:: Task data ::

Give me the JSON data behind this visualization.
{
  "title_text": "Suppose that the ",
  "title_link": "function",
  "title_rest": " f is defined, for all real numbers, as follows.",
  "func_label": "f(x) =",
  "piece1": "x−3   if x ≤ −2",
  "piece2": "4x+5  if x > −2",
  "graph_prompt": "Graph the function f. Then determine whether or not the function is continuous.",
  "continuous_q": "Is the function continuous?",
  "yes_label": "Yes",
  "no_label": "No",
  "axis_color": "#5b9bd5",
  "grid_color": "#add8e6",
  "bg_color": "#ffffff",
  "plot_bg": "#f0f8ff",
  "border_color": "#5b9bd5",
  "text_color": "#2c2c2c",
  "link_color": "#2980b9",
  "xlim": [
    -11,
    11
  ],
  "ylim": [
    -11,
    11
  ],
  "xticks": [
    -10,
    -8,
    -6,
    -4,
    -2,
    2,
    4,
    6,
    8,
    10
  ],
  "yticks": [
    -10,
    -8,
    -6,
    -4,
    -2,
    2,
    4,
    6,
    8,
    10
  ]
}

:::

◆ Instructions for the task ◆
The records above must be output exactly, in full.

◆ Solved exercise ◆
Give me the JSON data behind this visualization.
{
  "title_text": "Suppose that the ",
  "title_link": "function",
  "title_rest": " f is defined, for all real numbers, as follows.",
  "func_label": "f(x) =",
  "piece1": "x−3   if x ≤ −2",
  "piece2": "4x+5  if x > −2",
  "graph_prompt": "Graph the function f. Then determine whether or not the function is continuous.",
  "continuous_q": "Is the function continuous?",
  "yes_label": "Yes",
  "no_label": "No",
  "axis_color": "#5b9bd5",
  "grid_color": "#add8e6",
  "bg_color": "#ffffff",
  "plot_bg": "#f0f8ff",
  "border_color": "#5b9bd5",
  "text_color": "#2c2c2c",
  "link_color": "#2980b9",
  "xlim": [
    -11,
    11
  ],
  "ylim": [
    -11,
    11
  ],
  "xticks": [
    -10,
    -8,
    -6,
    -4,
    -2,
    2,
    4,
    6,
    8,
    10
  ],
  "yticks": [
    -10,
    -8,
    -6,
    -4,
    -2,
    2,
    4,
    6,
    8,
    10
  ]
}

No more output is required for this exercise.